* [AIM]:
Without the pictures, write out all the lines below exactly as they appear.

* [Data entries]:
------------------------------------------------

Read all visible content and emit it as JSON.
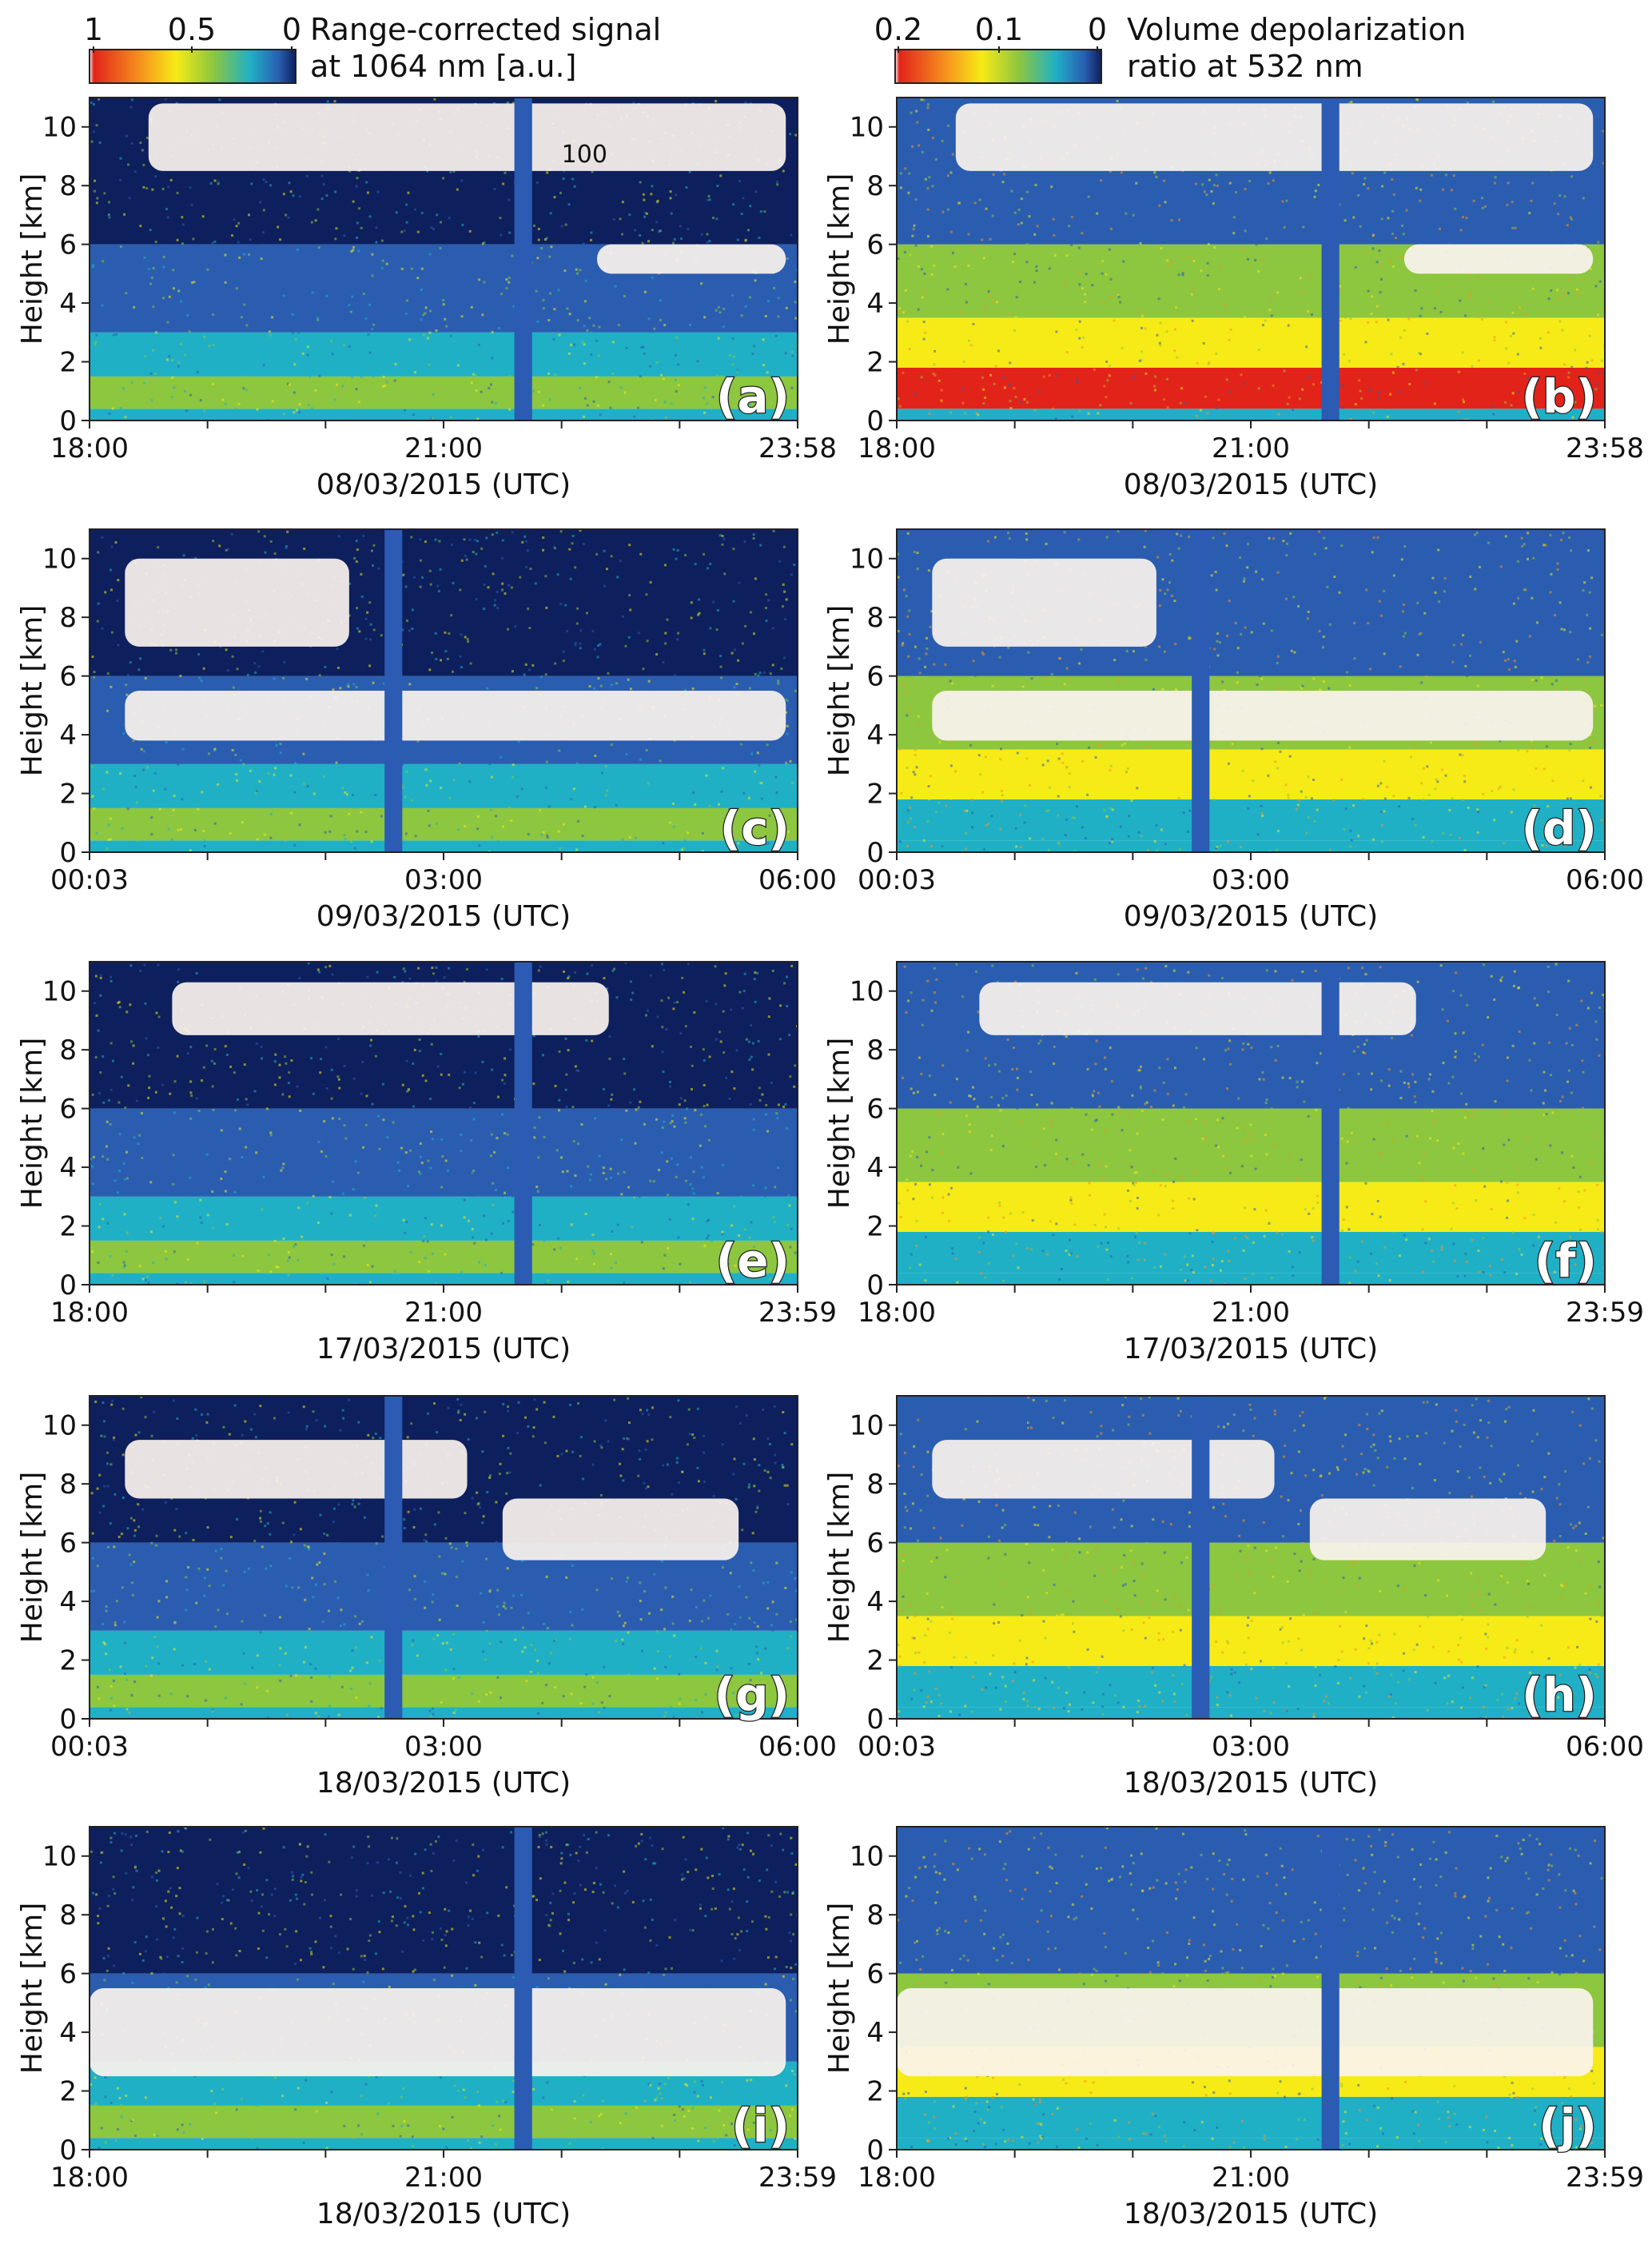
{
  "colorbars": [
    {
      "id": "signal",
      "ticks": [
        "1",
        "0.5",
        "0"
      ],
      "label_lines": [
        "Range-corrected signal",
        "at 1064 nm [a.u.]"
      ]
    },
    {
      "id": "depol",
      "ticks": [
        "0.2",
        "0.1",
        "0"
      ],
      "label_lines": [
        "Volume depolarization",
        "ratio at 532 nm"
      ]
    }
  ],
  "colors": {
    "white": "#ffffff",
    "red": "#e2231a",
    "orange": "#f7941d",
    "yellow": "#f6eb16",
    "green": "#8dc63f",
    "teal": "#1fb0c6",
    "blue": "#2a5db0",
    "navy": "#0d1f5c",
    "gap": "#2b5bb3",
    "cloud": "#fbf3ee"
  },
  "annotation": "100",
  "chart_data": [
    {
      "type": "heatmap",
      "panel": "(a)",
      "quantity": "Range-corrected signal at 1064 nm",
      "ylabel": "Height [km]",
      "ylim": [
        0,
        11
      ],
      "yticks": [
        "0",
        "2",
        "4",
        "6",
        "8",
        "10"
      ],
      "xlabel": "08/03/2015 (UTC)",
      "xticks": [
        "18:00",
        "21:00",
        "23:58"
      ],
      "gap": [
        21.6,
        21.75
      ],
      "clouds": [
        [
          18.5,
          23.9,
          8.5,
          10.8
        ],
        [
          22.3,
          23.9,
          5.0,
          6.0
        ]
      ]
    },
    {
      "type": "heatmap",
      "panel": "(b)",
      "quantity": "Volume depolarization ratio at 532 nm",
      "ylabel": "Height [km]",
      "ylim": [
        0,
        11
      ],
      "yticks": [
        "0",
        "2",
        "4",
        "6",
        "8",
        "10"
      ],
      "xlabel": "08/03/2015 (UTC)",
      "xticks": [
        "18:00",
        "21:00",
        "23:58"
      ],
      "gap": [
        21.6,
        21.75
      ],
      "clouds": [
        [
          18.5,
          23.9,
          8.5,
          10.8
        ],
        [
          22.3,
          23.9,
          5.0,
          6.0
        ]
      ]
    },
    {
      "type": "heatmap",
      "panel": "(c)",
      "quantity": "Range-corrected signal at 1064 nm",
      "ylabel": "Height [km]",
      "ylim": [
        0,
        11
      ],
      "yticks": [
        "0",
        "2",
        "4",
        "6",
        "8",
        "10"
      ],
      "xlabel": "09/03/2015 (UTC)",
      "xticks": [
        "00:03",
        "03:00",
        "06:00"
      ],
      "gap": [
        2.5,
        2.65
      ],
      "clouds": [
        [
          0.3,
          2.2,
          7.0,
          10.0
        ],
        [
          0.3,
          5.9,
          3.8,
          5.5
        ]
      ]
    },
    {
      "type": "heatmap",
      "panel": "(d)",
      "quantity": "Volume depolarization ratio at 532 nm",
      "ylabel": "Height [km]",
      "ylim": [
        0,
        11
      ],
      "yticks": [
        "0",
        "2",
        "4",
        "6",
        "8",
        "10"
      ],
      "xlabel": "09/03/2015 (UTC)",
      "xticks": [
        "00:03",
        "03:00",
        "06:00"
      ],
      "gap": [
        2.5,
        2.65
      ],
      "clouds": [
        [
          0.3,
          2.2,
          7.0,
          10.0
        ],
        [
          0.3,
          5.9,
          3.8,
          5.5
        ]
      ]
    },
    {
      "type": "heatmap",
      "panel": "(e)",
      "quantity": "Range-corrected signal at 1064 nm",
      "ylabel": "Height [km]",
      "ylim": [
        0,
        11
      ],
      "yticks": [
        "0",
        "2",
        "4",
        "6",
        "8",
        "10"
      ],
      "xlabel": "17/03/2015 (UTC)",
      "xticks": [
        "18:00",
        "21:00",
        "23:59"
      ],
      "gap": [
        21.6,
        21.75
      ],
      "clouds": [
        [
          18.7,
          22.4,
          8.5,
          10.3
        ]
      ]
    },
    {
      "type": "heatmap",
      "panel": "(f)",
      "quantity": "Volume depolarization ratio at 532 nm",
      "ylabel": "Height [km]",
      "ylim": [
        0,
        11
      ],
      "yticks": [
        "0",
        "2",
        "4",
        "6",
        "8",
        "10"
      ],
      "xlabel": "17/03/2015 (UTC)",
      "xticks": [
        "18:00",
        "21:00",
        "23:59"
      ],
      "gap": [
        21.6,
        21.75
      ],
      "clouds": [
        [
          18.7,
          22.4,
          8.5,
          10.3
        ]
      ]
    },
    {
      "type": "heatmap",
      "panel": "(g)",
      "quantity": "Range-corrected signal at 1064 nm",
      "ylabel": "Height [km]",
      "ylim": [
        0,
        11
      ],
      "yticks": [
        "0",
        "2",
        "4",
        "6",
        "8",
        "10"
      ],
      "xlabel": "18/03/2015 (UTC)",
      "xticks": [
        "00:03",
        "03:00",
        "06:00"
      ],
      "gap": [
        2.5,
        2.65
      ],
      "clouds": [
        [
          0.3,
          3.2,
          7.5,
          9.5
        ],
        [
          3.5,
          5.5,
          5.4,
          7.5
        ]
      ]
    },
    {
      "type": "heatmap",
      "panel": "(h)",
      "quantity": "Volume depolarization ratio at 532 nm",
      "ylabel": "Height [km]",
      "ylim": [
        0,
        11
      ],
      "yticks": [
        "0",
        "2",
        "4",
        "6",
        "8",
        "10"
      ],
      "xlabel": "18/03/2015 (UTC)",
      "xticks": [
        "00:03",
        "03:00",
        "06:00"
      ],
      "gap": [
        2.5,
        2.65
      ],
      "clouds": [
        [
          0.3,
          3.2,
          7.5,
          9.5
        ],
        [
          3.5,
          5.5,
          5.4,
          7.5
        ]
      ]
    },
    {
      "type": "heatmap",
      "panel": "(i)",
      "quantity": "Range-corrected signal at 1064 nm",
      "ylabel": "Height [km]",
      "ylim": [
        0,
        11
      ],
      "yticks": [
        "0",
        "2",
        "4",
        "6",
        "8",
        "10"
      ],
      "xlabel": "18/03/2015 (UTC)",
      "xticks": [
        "18:00",
        "21:00",
        "23:59"
      ],
      "gap": [
        21.6,
        21.75
      ],
      "clouds": [
        [
          18.0,
          23.9,
          2.5,
          5.5
        ]
      ]
    },
    {
      "type": "heatmap",
      "panel": "(j)",
      "quantity": "Volume depolarization ratio at 532 nm",
      "ylabel": "Height [km]",
      "ylim": [
        0,
        11
      ],
      "yticks": [
        "0",
        "2",
        "4",
        "6",
        "8",
        "10"
      ],
      "xlabel": "18/03/2015 (UTC)",
      "xticks": [
        "18:00",
        "21:00",
        "23:59"
      ],
      "gap": [
        21.6,
        21.75
      ],
      "clouds": [
        [
          18.0,
          23.9,
          2.5,
          5.5
        ]
      ]
    }
  ]
}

------------------------------------------------

* [WRITTEN ANSWER]:
Read all visible content and emit it as JSON.
{
  "colorbars": [
    {
      "id": "signal",
      "ticks": [
        "1",
        "0.5",
        "0"
      ],
      "label_lines": [
        "Range-corrected signal",
        "at 1064 nm [a.u.]"
      ]
    },
    {
      "id": "depol",
      "ticks": [
        "0.2",
        "0.1",
        "0"
      ],
      "label_lines": [
        "Volume depolarization",
        "ratio at 532 nm"
      ]
    }
  ],
  "colors": {
    "white": "#ffffff",
    "red": "#e2231a",
    "orange": "#f7941d",
    "yellow": "#f6eb16",
    "green": "#8dc63f",
    "teal": "#1fb0c6",
    "blue": "#2a5db0",
    "navy": "#0d1f5c",
    "gap": "#2b5bb3",
    "cloud": "#fbf3ee"
  },
  "annotation": "100",
  "chart_data": [
    {
      "type": "heatmap",
      "panel": "(a)",
      "quantity": "Range-corrected signal at 1064 nm",
      "ylabel": "Height [km]",
      "ylim": [
        0,
        11
      ],
      "yticks": [
        "0",
        "2",
        "4",
        "6",
        "8",
        "10"
      ],
      "xlabel": "08/03/2015 (UTC)",
      "xticks": [
        "18:00",
        "21:00",
        "23:58"
      ],
      "gap": [
        21.6,
        21.75
      ],
      "clouds": [
        [
          18.5,
          23.9,
          8.5,
          10.8
        ],
        [
          22.3,
          23.9,
          5.0,
          6.0
        ]
      ]
    },
    {
      "type": "heatmap",
      "panel": "(b)",
      "quantity": "Volume depolarization ratio at 532 nm",
      "ylabel": "Height [km]",
      "ylim": [
        0,
        11
      ],
      "yticks": [
        "0",
        "2",
        "4",
        "6",
        "8",
        "10"
      ],
      "xlabel": "08/03/2015 (UTC)",
      "xticks": [
        "18:00",
        "21:00",
        "23:58"
      ],
      "gap": [
        21.6,
        21.75
      ],
      "clouds": [
        [
          18.5,
          23.9,
          8.5,
          10.8
        ],
        [
          22.3,
          23.9,
          5.0,
          6.0
        ]
      ]
    },
    {
      "type": "heatmap",
      "panel": "(c)",
      "quantity": "Range-corrected signal at 1064 nm",
      "ylabel": "Height [km]",
      "ylim": [
        0,
        11
      ],
      "yticks": [
        "0",
        "2",
        "4",
        "6",
        "8",
        "10"
      ],
      "xlabel": "09/03/2015 (UTC)",
      "xticks": [
        "00:03",
        "03:00",
        "06:00"
      ],
      "gap": [
        2.5,
        2.65
      ],
      "clouds": [
        [
          0.3,
          2.2,
          7.0,
          10.0
        ],
        [
          0.3,
          5.9,
          3.8,
          5.5
        ]
      ]
    },
    {
      "type": "heatmap",
      "panel": "(d)",
      "quantity": "Volume depolarization ratio at 532 nm",
      "ylabel": "Height [km]",
      "ylim": [
        0,
        11
      ],
      "yticks": [
        "0",
        "2",
        "4",
        "6",
        "8",
        "10"
      ],
      "xlabel": "09/03/2015 (UTC)",
      "xticks": [
        "00:03",
        "03:00",
        "06:00"
      ],
      "gap": [
        2.5,
        2.65
      ],
      "clouds": [
        [
          0.3,
          2.2,
          7.0,
          10.0
        ],
        [
          0.3,
          5.9,
          3.8,
          5.5
        ]
      ]
    },
    {
      "type": "heatmap",
      "panel": "(e)",
      "quantity": "Range-corrected signal at 1064 nm",
      "ylabel": "Height [km]",
      "ylim": [
        0,
        11
      ],
      "yticks": [
        "0",
        "2",
        "4",
        "6",
        "8",
        "10"
      ],
      "xlabel": "17/03/2015 (UTC)",
      "xticks": [
        "18:00",
        "21:00",
        "23:59"
      ],
      "gap": [
        21.6,
        21.75
      ],
      "clouds": [
        [
          18.7,
          22.4,
          8.5,
          10.3
        ]
      ]
    },
    {
      "type": "heatmap",
      "panel": "(f)",
      "quantity": "Volume depolarization ratio at 532 nm",
      "ylabel": "Height [km]",
      "ylim": [
        0,
        11
      ],
      "yticks": [
        "0",
        "2",
        "4",
        "6",
        "8",
        "10"
      ],
      "xlabel": "17/03/2015 (UTC)",
      "xticks": [
        "18:00",
        "21:00",
        "23:59"
      ],
      "gap": [
        21.6,
        21.75
      ],
      "clouds": [
        [
          18.7,
          22.4,
          8.5,
          10.3
        ]
      ]
    },
    {
      "type": "heatmap",
      "panel": "(g)",
      "quantity": "Range-corrected signal at 1064 nm",
      "ylabel": "Height [km]",
      "ylim": [
        0,
        11
      ],
      "yticks": [
        "0",
        "2",
        "4",
        "6",
        "8",
        "10"
      ],
      "xlabel": "18/03/2015 (UTC)",
      "xticks": [
        "00:03",
        "03:00",
        "06:00"
      ],
      "gap": [
        2.5,
        2.65
      ],
      "clouds": [
        [
          0.3,
          3.2,
          7.5,
          9.5
        ],
        [
          3.5,
          5.5,
          5.4,
          7.5
        ]
      ]
    },
    {
      "type": "heatmap",
      "panel": "(h)",
      "quantity": "Volume depolarization ratio at 532 nm",
      "ylabel": "Height [km]",
      "ylim": [
        0,
        11
      ],
      "yticks": [
        "0",
        "2",
        "4",
        "6",
        "8",
        "10"
      ],
      "xlabel": "18/03/2015 (UTC)",
      "xticks": [
        "00:03",
        "03:00",
        "06:00"
      ],
      "gap": [
        2.5,
        2.65
      ],
      "clouds": [
        [
          0.3,
          3.2,
          7.5,
          9.5
        ],
        [
          3.5,
          5.5,
          5.4,
          7.5
        ]
      ]
    },
    {
      "type": "heatmap",
      "panel": "(i)",
      "quantity": "Range-corrected signal at 1064 nm",
      "ylabel": "Height [km]",
      "ylim": [
        0,
        11
      ],
      "yticks": [
        "0",
        "2",
        "4",
        "6",
        "8",
        "10"
      ],
      "xlabel": "18/03/2015 (UTC)",
      "xticks": [
        "18:00",
        "21:00",
        "23:59"
      ],
      "gap": [
        21.6,
        21.75
      ],
      "clouds": [
        [
          18.0,
          23.9,
          2.5,
          5.5
        ]
      ]
    },
    {
      "type": "heatmap",
      "panel": "(j)",
      "quantity": "Volume depolarization ratio at 532 nm",
      "ylabel": "Height [km]",
      "ylim": [
        0,
        11
      ],
      "yticks": [
        "0",
        "2",
        "4",
        "6",
        "8",
        "10"
      ],
      "xlabel": "18/03/2015 (UTC)",
      "xticks": [
        "18:00",
        "21:00",
        "23:59"
      ],
      "gap": [
        21.6,
        21.75
      ],
      "clouds": [
        [
          18.0,
          23.9,
          2.5,
          5.5
        ]
      ]
    }
  ]
}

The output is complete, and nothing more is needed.